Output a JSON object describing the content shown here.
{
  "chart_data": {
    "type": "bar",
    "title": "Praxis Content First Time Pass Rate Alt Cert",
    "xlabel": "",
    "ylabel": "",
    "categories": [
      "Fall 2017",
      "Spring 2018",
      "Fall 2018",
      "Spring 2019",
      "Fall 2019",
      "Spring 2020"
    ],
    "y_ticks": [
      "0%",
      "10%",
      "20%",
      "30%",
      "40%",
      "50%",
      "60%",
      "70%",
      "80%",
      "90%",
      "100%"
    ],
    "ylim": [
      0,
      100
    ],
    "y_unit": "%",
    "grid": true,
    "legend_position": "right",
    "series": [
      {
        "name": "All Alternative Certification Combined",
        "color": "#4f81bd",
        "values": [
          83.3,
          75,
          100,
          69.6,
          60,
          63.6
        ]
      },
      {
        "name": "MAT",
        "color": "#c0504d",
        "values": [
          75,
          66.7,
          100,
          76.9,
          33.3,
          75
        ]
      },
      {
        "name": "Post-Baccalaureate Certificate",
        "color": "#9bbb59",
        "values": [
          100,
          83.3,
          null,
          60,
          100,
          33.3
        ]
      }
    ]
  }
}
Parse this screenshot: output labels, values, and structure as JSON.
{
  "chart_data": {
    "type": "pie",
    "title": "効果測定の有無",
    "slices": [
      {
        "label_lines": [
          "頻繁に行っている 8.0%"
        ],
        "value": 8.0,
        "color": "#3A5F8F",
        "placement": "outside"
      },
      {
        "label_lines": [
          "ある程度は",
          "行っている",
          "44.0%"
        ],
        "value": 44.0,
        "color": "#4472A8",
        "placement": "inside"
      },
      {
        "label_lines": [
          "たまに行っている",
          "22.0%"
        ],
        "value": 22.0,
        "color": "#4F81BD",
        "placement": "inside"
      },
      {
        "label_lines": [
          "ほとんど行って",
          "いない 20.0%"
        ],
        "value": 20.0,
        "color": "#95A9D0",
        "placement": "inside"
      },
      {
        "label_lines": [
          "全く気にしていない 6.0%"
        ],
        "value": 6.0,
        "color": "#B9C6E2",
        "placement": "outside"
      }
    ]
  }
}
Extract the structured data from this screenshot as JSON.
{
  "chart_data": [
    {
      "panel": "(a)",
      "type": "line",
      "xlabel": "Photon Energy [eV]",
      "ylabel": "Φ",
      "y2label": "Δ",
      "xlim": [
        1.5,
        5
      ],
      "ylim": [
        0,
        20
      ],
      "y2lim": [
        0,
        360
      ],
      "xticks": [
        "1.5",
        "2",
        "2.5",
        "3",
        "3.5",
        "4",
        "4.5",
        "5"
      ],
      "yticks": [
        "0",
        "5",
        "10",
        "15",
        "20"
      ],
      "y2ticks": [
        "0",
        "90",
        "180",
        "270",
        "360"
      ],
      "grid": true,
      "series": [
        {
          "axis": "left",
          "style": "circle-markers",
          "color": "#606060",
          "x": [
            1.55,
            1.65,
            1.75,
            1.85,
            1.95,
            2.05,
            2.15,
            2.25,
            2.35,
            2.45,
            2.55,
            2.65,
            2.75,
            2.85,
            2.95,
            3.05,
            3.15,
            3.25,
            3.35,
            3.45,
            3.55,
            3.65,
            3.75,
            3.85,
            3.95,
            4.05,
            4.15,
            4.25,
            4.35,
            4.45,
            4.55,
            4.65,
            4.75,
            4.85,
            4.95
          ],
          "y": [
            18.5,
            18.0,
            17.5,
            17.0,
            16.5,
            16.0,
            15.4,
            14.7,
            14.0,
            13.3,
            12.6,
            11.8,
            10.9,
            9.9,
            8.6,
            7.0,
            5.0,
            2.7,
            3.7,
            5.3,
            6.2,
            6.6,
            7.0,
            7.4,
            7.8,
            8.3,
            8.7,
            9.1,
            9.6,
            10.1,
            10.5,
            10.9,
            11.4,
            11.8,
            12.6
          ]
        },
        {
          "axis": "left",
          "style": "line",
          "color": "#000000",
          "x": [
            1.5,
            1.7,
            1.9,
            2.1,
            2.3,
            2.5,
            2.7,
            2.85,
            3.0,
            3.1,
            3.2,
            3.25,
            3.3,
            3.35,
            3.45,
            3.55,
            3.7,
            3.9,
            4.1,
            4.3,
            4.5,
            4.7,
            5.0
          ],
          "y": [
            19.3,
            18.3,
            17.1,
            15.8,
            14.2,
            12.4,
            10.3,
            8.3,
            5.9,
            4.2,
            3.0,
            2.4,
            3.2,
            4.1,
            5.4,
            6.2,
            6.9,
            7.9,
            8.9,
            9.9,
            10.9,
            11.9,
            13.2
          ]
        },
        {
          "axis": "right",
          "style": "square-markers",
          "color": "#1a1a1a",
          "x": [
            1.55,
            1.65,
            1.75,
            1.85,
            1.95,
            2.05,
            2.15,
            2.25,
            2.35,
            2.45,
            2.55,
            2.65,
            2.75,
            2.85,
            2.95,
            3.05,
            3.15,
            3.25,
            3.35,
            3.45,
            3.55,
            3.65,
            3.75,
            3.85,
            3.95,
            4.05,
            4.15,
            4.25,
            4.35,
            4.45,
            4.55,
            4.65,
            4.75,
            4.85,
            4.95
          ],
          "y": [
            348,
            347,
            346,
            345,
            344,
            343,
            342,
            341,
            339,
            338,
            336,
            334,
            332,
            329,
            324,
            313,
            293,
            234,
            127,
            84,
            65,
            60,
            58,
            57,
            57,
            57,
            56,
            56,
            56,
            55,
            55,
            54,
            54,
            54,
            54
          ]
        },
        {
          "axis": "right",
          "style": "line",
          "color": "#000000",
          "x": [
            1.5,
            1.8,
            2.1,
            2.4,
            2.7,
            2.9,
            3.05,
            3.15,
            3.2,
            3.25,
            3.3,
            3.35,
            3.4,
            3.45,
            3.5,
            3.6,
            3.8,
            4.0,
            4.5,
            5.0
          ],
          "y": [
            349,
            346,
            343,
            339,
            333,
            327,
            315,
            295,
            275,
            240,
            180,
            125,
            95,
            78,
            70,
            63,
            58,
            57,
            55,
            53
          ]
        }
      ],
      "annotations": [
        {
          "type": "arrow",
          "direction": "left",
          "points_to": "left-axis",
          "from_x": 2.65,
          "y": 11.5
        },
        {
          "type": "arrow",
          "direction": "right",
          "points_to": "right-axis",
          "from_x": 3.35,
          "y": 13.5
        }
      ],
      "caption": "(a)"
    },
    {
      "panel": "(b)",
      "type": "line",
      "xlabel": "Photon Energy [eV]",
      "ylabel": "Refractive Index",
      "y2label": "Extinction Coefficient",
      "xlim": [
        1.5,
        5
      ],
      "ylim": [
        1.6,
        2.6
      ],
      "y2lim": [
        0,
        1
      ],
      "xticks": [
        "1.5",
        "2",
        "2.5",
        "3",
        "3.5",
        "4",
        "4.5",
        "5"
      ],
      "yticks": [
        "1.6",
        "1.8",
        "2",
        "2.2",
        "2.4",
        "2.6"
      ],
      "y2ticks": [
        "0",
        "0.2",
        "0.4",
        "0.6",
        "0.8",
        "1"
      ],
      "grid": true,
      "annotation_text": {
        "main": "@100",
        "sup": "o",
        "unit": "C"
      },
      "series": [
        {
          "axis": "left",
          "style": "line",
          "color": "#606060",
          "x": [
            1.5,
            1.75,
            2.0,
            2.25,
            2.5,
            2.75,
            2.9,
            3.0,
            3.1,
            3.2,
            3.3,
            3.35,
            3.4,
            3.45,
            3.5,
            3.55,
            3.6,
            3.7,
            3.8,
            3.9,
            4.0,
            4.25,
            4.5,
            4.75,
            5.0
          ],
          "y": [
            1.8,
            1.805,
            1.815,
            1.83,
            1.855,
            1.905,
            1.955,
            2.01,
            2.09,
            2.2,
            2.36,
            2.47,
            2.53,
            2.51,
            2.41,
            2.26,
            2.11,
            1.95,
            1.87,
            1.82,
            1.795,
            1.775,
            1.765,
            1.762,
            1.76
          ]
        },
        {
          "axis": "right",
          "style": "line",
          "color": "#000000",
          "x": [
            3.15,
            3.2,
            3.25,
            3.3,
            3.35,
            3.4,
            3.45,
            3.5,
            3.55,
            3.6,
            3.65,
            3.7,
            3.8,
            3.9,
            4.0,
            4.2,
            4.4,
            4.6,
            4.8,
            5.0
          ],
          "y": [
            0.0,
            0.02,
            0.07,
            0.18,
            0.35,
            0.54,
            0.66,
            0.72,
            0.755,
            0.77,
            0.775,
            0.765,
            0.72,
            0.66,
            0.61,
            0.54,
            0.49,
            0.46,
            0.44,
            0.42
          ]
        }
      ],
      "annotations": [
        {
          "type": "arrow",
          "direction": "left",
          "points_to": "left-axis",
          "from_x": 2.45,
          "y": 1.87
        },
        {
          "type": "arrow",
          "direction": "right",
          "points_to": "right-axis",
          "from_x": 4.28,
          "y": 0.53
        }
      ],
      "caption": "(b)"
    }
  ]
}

******

Count the lines of the material that include the word "this", then report only the total.

# Response to the exercise
2